Given problem A:
Please summarize the Form 8-K filing in two sentences.
Given problem B:
According to the Form 8-K filing, for how many engineers will the on-site specialist help implement hiring and screening processes?

Excerpted passage:
SECURITIES AND EXCHANGE COMMISSION
Washington, D.C. 20549
FORM 8-K
CURRENT REPORT
Pursuant to Section 13 OR 15(d) of The Securities Exchange Act of 1934
Date of Report (Date of earliest event reported) August 30, 2006
Systems Evolution, Inc.
(Exact name of Registrant as specified in its charter)
Idaho | 000-31090 | 82-0291029 | ||
(State or other jurisdiction | (Commission File Number) | (IRS Employer | ||
of Incorporation) | Identification Number) | |||
10777 Westheimer Road, Suite 810 | ||||
Houston, Texas 77042 | ||||
(Address of principal executive offices) | ||||
(713) 979-1600 | ||||
(Registrant’s Telephone Number) |
______________________________________________________________________________
(Former name or former address, if changed since last report)
Check the appropriate box below if the Form 8-K filing is intended to simultaneously satisfy the filing obligation of the registrant under any of the following provisions:
o Written communications pursuant to Rule 425 under the Securities Act (17 CFR 230.425)
o Soliciting material pursuant to Rule 14a-12 under the Exchange Act (17 CFR 240.14a-12)
o Pre-commencement communications pursuant to Rule 14d-2(b) under the Exchange Act (17 CFR 240.14d-2(b))
o Pre-commencement communications pursuant to Rule 13e-4(c) under the Exchange Act (17 CFR 240.13e-4(c))
Section 1 - Registrant’s Business and Operations
Item 1.01 Entry into a Material Definitive Agreement
Petrobras Consulting Agreement
On August 30, 2006, Systems Evolution, Inc. (the “Company”) and its wholly owned subsidiary Next Hire Consultants (“Next Hire”) entered into a Consulting Agreement (the “Agreement”) with Petrobras America, Inc. (“Petrobras”), a subsidiary of Petroleo Brasiliero S.A.
Next Hire will provide on-site recruiting/staffing services including, among other services, benefits comparisons, staffing trend reports, creation of databases and an on-site specialist to assist Petrobras’s Human Resource department in creating and analyzing job descriptions and implementing hiring and screening processes for more than 80 engineers.

[Records of where elements appear]
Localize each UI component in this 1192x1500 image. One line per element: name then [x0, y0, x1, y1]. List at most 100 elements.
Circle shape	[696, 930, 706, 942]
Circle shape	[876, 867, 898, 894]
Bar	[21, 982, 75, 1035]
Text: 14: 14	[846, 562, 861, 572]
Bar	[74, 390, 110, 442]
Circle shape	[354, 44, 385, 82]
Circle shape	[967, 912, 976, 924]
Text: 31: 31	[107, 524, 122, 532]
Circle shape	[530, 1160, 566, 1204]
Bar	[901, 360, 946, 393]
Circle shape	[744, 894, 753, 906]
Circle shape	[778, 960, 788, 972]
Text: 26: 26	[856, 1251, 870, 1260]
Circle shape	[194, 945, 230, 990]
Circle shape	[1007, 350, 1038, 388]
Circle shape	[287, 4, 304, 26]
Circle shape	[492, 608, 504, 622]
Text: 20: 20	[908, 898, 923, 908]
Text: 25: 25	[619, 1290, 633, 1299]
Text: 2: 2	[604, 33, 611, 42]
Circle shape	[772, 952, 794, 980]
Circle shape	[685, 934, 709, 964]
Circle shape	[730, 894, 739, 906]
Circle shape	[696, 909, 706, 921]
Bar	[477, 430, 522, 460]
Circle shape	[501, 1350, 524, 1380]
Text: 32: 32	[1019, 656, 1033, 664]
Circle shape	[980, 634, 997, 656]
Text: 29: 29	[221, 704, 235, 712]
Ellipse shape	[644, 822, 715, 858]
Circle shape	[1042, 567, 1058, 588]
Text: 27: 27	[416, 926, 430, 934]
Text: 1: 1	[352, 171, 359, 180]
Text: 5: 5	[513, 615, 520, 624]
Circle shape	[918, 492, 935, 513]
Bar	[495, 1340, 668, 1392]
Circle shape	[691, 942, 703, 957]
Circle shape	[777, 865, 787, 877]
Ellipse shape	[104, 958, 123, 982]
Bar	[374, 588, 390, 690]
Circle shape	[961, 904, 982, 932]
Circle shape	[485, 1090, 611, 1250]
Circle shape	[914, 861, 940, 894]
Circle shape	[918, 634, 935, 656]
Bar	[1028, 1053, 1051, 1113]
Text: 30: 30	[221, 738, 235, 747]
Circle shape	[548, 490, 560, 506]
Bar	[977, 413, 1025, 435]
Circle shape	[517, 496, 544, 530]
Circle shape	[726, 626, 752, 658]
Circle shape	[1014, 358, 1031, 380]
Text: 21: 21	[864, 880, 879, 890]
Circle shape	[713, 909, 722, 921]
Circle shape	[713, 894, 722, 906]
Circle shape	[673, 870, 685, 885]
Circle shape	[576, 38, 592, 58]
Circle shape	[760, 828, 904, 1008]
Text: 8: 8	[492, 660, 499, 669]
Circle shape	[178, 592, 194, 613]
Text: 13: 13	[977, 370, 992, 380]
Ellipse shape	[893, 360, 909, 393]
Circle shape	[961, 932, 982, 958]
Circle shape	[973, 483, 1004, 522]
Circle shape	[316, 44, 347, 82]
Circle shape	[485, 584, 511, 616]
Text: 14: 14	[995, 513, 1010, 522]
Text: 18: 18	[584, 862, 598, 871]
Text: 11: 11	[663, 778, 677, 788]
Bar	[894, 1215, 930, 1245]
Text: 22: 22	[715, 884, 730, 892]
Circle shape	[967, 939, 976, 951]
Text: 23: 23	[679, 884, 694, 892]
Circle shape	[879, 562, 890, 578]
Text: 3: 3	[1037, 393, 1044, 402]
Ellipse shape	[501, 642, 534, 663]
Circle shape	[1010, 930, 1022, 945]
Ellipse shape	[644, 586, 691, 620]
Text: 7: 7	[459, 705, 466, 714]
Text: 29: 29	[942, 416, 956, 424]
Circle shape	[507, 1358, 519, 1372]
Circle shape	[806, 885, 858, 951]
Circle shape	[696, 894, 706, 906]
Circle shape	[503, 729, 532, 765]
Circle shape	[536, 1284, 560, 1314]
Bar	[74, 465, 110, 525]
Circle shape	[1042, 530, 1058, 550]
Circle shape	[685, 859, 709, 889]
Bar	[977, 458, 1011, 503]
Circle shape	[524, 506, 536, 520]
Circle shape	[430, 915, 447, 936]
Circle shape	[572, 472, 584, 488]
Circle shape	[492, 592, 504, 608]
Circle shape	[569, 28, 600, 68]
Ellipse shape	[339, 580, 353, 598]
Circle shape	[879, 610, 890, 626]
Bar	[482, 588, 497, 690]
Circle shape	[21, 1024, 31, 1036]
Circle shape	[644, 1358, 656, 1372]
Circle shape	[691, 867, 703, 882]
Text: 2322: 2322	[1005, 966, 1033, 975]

Written answer A:
On August 30, 2006, Systems Evolution, Inc. and its wholly owned subsidiary Next Hire Consultants entered into a Consulting Agreement with Petrobras America, Inc., a subsidiary of Petroleo Brasiliero S.A. Next Hire will provide on-site recruiting and staffing services, including an on-site specialist to help Petrobras's Human Resource department create and analyze job descriptions and implement hiring and screening processes for more than 80 engineers.

Written answer B:
More than 80 engineers.